=== Provided data ===

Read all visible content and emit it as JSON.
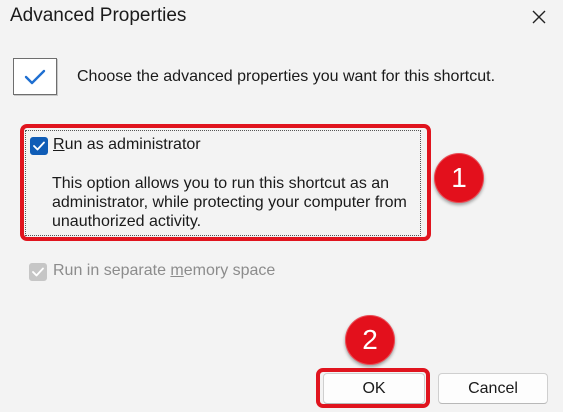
{
  "dialog": {
    "title": "Advanced Properties"
  },
  "header": {
    "text": "Choose the advanced properties you want for this shortcut."
  },
  "options": {
    "run_as_admin": {
      "label_accesskey": "R",
      "label_rest": "un as administrator",
      "checked": true,
      "description": "This option allows you to run this shortcut as an administrator, while protecting your computer from unauthorized activity."
    },
    "separate_memory": {
      "label_before": "Run in separate ",
      "label_accesskey": "m",
      "label_after": "emory space",
      "checked": true,
      "disabled": true
    }
  },
  "buttons": {
    "ok": "OK",
    "cancel": "Cancel"
  },
  "annotations": {
    "step1": "1",
    "step2": "2"
  },
  "colors": {
    "highlight": "#e0141e",
    "checkbox_accent": "#0f5cb6",
    "header_check": "#1f6fd1"
  },
  "icons": {
    "close": "close-icon",
    "header": "checkmark-icon",
    "checkbox_mark": "checkmark-icon"
  }
}
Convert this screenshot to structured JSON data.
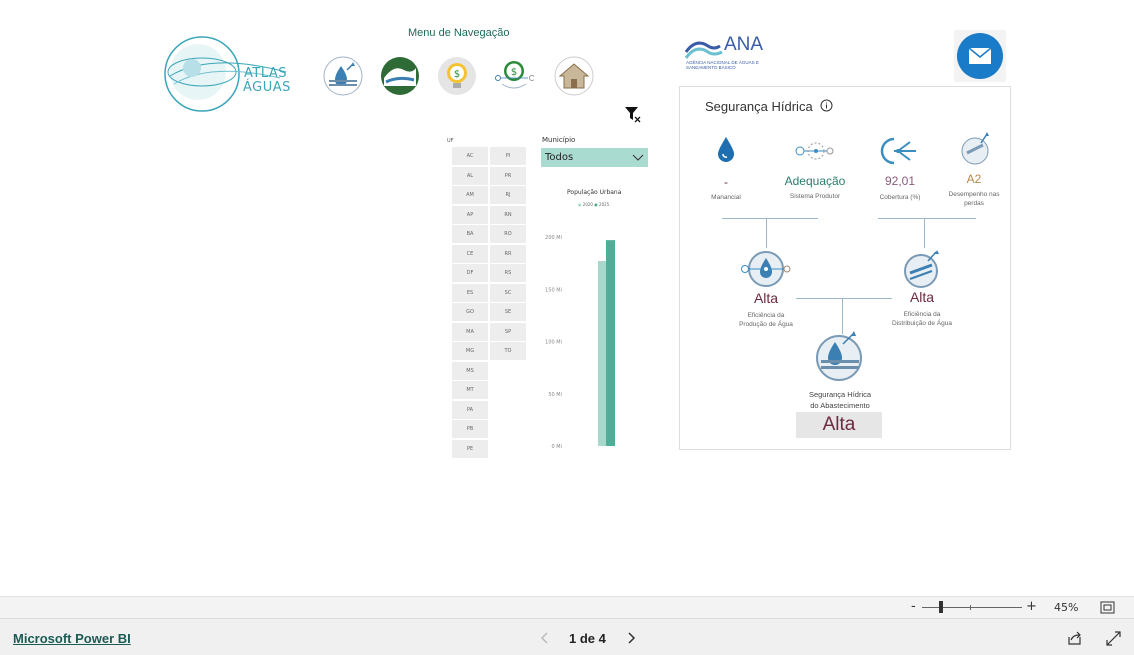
{
  "header": {
    "logo_line1": "ATLAS",
    "logo_line2": "ÁGUAS",
    "nav_title": "Menu de Navegação",
    "nav_icons": [
      "water-security-icon",
      "landscape-icon",
      "lightbulb-money-icon",
      "money-network-icon",
      "house-icon"
    ],
    "ana_name": "ANA",
    "ana_subtitle": "AGÊNCIA NACIONAL DE ÁGUAS E SANEAMENTO BÁSICO",
    "mail_icon": "mail-icon",
    "clear_filter_icon": "clear-filter-icon"
  },
  "uf_slicer": {
    "label": "UF",
    "col1": [
      "AC",
      "AL",
      "AM",
      "AP",
      "BA",
      "CE",
      "DF",
      "ES",
      "GO",
      "MA",
      "MG",
      "MS",
      "MT",
      "PA",
      "PB",
      "PE"
    ],
    "col2": [
      "PI",
      "PR",
      "RJ",
      "RN",
      "RO",
      "RR",
      "RS",
      "SC",
      "SE",
      "SP",
      "TO"
    ]
  },
  "municipio": {
    "label": "Município",
    "value": "Todos"
  },
  "chart_data": {
    "type": "bar",
    "title": "População Urbana",
    "categories": [
      ""
    ],
    "series": [
      {
        "name": "2020",
        "values": [
          177
        ],
        "color": "#a6d8cc"
      },
      {
        "name": "2025",
        "values": [
          197
        ],
        "color": "#4fae96"
      }
    ],
    "yticks": [
      "0 Mi",
      "50 Mi",
      "100 Mi",
      "150 Mi",
      "200 Mi"
    ],
    "ylim": [
      0,
      200
    ]
  },
  "panel": {
    "title": "Segurança Hídrica",
    "manancial_value": "-",
    "manancial_label": "Manancial",
    "adequacao_value": "Adequação",
    "adequacao_label": "Sistema Produtor",
    "cobertura_value": "92,01",
    "cobertura_label": "Cobertura (%)",
    "perdas_value": "A2",
    "perdas_label1": "Desempenho nas",
    "perdas_label2": "perdas",
    "producao_value": "Alta",
    "producao_label1": "Eficiência da",
    "producao_label2": "Produção de Água",
    "distribuicao_value": "Alta",
    "distribuicao_label1": "Eficiência da",
    "distribuicao_label2": "Distribuição de Água",
    "abastecimento_label1": "Segurança Hídrica",
    "abastecimento_label2": "do Abastecimento",
    "abastecimento_value": "Alta",
    "colors": {
      "dark_red": "#6b2a3f",
      "teal": "#2a7d6f",
      "purple": "#8a5a7a",
      "gold": "#b8864a"
    }
  },
  "zoombar": {
    "minus": "-",
    "plus": "+",
    "zoom": "45%"
  },
  "footer": {
    "link": "Microsoft Power BI",
    "page": "1 de 4"
  }
}
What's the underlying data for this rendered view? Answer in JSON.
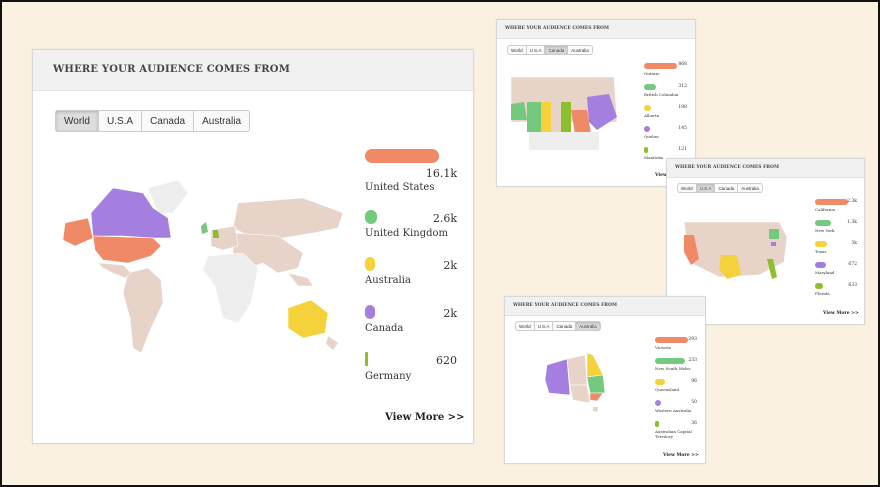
{
  "main_widget": {
    "title": "WHERE YOUR AUDIENCE COMES FROM",
    "tabs": [
      "World",
      "U.S.A",
      "Canada",
      "Australia"
    ],
    "active_tab": "World",
    "legend": [
      {
        "label": "United States",
        "value": "16.1k",
        "color": "#f08a66"
      },
      {
        "label": "United Kingdom",
        "value": "2.6k",
        "color": "#74c97f"
      },
      {
        "label": "Australia",
        "value": "2k",
        "color": "#f5d23c"
      },
      {
        "label": "Canada",
        "value": "2k",
        "color": "#a47fe0"
      },
      {
        "label": "Germany",
        "value": "620",
        "color": "#8cbe2e"
      }
    ],
    "view_more": "View More >>"
  },
  "canada_widget": {
    "title": "WHERE YOUR AUDIENCE COMES FROM",
    "tabs": [
      "World",
      "U.S.A",
      "Canada",
      "Australia"
    ],
    "active_tab": "Canada",
    "legend": [
      {
        "label": "Ontario",
        "value": "868",
        "color": "#f08a66"
      },
      {
        "label": "British Columbia",
        "value": "312",
        "color": "#74c97f"
      },
      {
        "label": "Alberta",
        "value": "198",
        "color": "#f5d23c"
      },
      {
        "label": "Quebec",
        "value": "145",
        "color": "#a47fe0"
      },
      {
        "label": "Manitoba",
        "value": "121",
        "color": "#8cbe2e"
      }
    ],
    "view_more": "View M"
  },
  "usa_widget": {
    "title": "WHERE YOUR AUDIENCE COMES FROM",
    "tabs": [
      "World",
      "U.S.A",
      "Canada",
      "Australia"
    ],
    "active_tab": "U.S.A",
    "legend": [
      {
        "label": "California",
        "value": "2.3k",
        "color": "#f08a66"
      },
      {
        "label": "New York",
        "value": "1.3k",
        "color": "#74c97f"
      },
      {
        "label": "Texas",
        "value": "3k",
        "color": "#f5d23c"
      },
      {
        "label": "Maryland",
        "value": "672",
        "color": "#a47fe0"
      },
      {
        "label": "Florida",
        "value": "633",
        "color": "#8cbe2e"
      }
    ],
    "view_more": "View More >>"
  },
  "australia_widget": {
    "title": "WHERE YOUR AUDIENCE COMES FROM",
    "tabs": [
      "World",
      "U.S.A",
      "Canada",
      "Australia"
    ],
    "active_tab": "Australia",
    "legend": [
      {
        "label": "Victoria",
        "value": "293",
        "color": "#f08a66"
      },
      {
        "label": "New South Wales",
        "value": "233",
        "color": "#74c97f"
      },
      {
        "label": "Queensland",
        "value": "96",
        "color": "#f5d23c"
      },
      {
        "label": "Western Australia",
        "value": "50",
        "color": "#a47fe0"
      },
      {
        "label": "Australian Capital Territory",
        "value": "36",
        "color": "#8cbe2e"
      }
    ],
    "view_more": "View More >>"
  },
  "colors": {
    "background": "#fbf1e0",
    "land": "#e8d3c8",
    "land_unused": "#eeeeee"
  }
}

===

▶ Instructions to follow: Work out how many lines in the records above contain the word "Segurança", and reply with that number alone.

▶ The answer: 2